── Data for this task
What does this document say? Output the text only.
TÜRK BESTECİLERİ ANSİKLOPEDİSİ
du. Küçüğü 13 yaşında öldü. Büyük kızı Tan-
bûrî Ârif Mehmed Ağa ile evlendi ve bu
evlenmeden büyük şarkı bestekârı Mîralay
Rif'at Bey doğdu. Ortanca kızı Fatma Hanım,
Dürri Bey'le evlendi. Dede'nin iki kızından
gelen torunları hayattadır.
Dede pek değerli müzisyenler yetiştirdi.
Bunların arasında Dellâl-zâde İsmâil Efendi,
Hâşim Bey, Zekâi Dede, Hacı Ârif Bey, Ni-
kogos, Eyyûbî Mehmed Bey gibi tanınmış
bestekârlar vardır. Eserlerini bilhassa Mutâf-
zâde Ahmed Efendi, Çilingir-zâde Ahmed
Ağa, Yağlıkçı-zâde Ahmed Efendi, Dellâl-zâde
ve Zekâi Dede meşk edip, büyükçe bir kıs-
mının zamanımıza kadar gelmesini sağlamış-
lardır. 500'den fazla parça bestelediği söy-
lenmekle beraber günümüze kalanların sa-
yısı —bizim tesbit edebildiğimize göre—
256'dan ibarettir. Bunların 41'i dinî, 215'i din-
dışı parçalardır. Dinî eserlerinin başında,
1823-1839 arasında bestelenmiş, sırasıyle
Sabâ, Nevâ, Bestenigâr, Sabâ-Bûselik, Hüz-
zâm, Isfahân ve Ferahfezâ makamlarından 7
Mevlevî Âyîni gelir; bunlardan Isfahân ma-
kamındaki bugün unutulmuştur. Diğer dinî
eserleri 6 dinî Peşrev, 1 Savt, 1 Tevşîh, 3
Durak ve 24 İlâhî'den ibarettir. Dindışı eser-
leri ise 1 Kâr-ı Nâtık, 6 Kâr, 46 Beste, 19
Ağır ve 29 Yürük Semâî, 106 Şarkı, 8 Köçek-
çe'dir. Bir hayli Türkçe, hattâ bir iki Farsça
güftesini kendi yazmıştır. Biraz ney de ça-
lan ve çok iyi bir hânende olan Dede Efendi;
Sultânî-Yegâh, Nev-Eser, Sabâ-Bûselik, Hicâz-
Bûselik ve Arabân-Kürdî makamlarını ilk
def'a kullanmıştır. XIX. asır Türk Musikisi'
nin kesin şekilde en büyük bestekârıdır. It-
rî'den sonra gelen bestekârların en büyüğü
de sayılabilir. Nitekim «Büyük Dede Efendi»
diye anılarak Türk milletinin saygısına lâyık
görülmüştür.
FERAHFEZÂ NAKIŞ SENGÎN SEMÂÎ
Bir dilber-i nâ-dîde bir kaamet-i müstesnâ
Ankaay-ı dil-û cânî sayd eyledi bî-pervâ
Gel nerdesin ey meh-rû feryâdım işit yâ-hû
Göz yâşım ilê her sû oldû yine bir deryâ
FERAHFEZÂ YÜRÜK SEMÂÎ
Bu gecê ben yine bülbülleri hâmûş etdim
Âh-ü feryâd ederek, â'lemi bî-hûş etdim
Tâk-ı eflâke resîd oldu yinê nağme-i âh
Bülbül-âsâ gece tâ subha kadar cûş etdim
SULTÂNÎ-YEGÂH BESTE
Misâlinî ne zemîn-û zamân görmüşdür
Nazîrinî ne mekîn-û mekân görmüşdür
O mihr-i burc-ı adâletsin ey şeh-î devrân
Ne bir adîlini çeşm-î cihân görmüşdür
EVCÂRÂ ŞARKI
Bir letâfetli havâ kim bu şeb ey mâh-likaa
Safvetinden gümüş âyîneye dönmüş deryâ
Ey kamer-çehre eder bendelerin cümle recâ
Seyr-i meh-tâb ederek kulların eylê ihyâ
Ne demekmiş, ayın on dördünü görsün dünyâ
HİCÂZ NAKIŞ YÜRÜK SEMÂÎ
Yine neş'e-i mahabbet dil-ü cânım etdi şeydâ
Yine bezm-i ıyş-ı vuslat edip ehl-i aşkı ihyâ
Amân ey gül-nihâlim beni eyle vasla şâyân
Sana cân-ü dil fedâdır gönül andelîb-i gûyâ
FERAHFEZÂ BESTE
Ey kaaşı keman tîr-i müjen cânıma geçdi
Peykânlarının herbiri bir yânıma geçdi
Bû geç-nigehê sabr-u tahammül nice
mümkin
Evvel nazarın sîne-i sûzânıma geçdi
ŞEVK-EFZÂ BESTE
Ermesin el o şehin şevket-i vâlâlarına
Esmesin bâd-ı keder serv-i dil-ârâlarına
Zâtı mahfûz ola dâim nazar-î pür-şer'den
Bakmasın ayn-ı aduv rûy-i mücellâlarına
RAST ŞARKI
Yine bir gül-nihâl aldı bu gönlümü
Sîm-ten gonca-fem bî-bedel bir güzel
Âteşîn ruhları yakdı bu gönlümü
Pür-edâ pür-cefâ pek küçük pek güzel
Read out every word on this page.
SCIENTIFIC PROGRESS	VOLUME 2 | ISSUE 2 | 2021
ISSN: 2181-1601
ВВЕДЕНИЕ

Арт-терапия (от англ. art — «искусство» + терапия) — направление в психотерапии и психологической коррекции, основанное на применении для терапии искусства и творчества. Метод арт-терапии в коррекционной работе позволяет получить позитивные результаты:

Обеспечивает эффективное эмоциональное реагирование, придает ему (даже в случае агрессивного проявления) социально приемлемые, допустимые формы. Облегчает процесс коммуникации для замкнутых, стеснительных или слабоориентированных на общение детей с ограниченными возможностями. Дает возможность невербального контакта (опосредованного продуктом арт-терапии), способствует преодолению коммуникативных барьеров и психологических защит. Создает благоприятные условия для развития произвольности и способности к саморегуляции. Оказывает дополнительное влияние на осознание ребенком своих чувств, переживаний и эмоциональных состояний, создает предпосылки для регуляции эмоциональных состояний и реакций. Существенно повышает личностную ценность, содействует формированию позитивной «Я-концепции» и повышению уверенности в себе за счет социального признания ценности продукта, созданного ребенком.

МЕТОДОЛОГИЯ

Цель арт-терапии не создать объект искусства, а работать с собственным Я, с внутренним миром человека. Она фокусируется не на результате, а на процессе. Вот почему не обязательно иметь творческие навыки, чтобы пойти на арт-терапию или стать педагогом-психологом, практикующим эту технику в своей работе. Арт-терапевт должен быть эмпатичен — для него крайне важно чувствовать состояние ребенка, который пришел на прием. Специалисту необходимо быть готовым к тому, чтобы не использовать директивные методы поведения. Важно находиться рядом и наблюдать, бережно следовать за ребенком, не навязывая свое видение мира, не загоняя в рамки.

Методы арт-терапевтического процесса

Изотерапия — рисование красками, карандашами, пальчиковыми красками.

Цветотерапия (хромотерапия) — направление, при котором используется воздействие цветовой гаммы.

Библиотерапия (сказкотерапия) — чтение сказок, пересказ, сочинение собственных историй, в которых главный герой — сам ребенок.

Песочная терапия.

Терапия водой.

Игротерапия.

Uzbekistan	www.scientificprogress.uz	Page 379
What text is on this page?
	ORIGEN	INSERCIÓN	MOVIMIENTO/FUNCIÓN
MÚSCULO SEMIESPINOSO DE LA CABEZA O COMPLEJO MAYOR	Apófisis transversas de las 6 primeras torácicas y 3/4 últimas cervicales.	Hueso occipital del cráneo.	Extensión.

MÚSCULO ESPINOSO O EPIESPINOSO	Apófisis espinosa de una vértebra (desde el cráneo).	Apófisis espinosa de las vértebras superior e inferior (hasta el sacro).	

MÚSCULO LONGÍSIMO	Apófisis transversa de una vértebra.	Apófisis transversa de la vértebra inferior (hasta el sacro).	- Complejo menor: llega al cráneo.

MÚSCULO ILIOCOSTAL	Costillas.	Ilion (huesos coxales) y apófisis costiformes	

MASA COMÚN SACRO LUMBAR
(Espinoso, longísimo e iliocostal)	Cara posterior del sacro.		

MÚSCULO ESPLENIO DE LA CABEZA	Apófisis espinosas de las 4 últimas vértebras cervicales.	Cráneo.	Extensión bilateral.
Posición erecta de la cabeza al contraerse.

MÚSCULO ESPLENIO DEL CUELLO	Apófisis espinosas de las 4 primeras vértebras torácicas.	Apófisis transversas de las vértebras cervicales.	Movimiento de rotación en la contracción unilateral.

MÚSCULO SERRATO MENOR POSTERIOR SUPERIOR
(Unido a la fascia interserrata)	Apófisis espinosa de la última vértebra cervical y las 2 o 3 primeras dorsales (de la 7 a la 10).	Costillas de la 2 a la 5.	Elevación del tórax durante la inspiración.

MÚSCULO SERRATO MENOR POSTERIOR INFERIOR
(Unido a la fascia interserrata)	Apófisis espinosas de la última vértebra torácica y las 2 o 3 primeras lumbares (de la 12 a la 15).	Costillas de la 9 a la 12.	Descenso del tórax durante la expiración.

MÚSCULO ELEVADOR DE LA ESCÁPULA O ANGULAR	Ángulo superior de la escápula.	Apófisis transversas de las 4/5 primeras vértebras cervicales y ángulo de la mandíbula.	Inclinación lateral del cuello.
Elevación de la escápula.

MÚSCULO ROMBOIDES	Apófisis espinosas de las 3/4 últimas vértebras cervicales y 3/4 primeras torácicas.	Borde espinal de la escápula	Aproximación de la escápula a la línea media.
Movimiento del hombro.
────
• Goal:
For each line of the listing that holds the word "zâde", show that line.

• Full answer:
Bunların arasında Dellâl-zâde İsmâil Efendi,
zâde Ahmed Efendi, Çilingir-zâde Ahmed
Ağa, Yağlıkçı-zâde Ahmed Efendi, Dellâl-zâde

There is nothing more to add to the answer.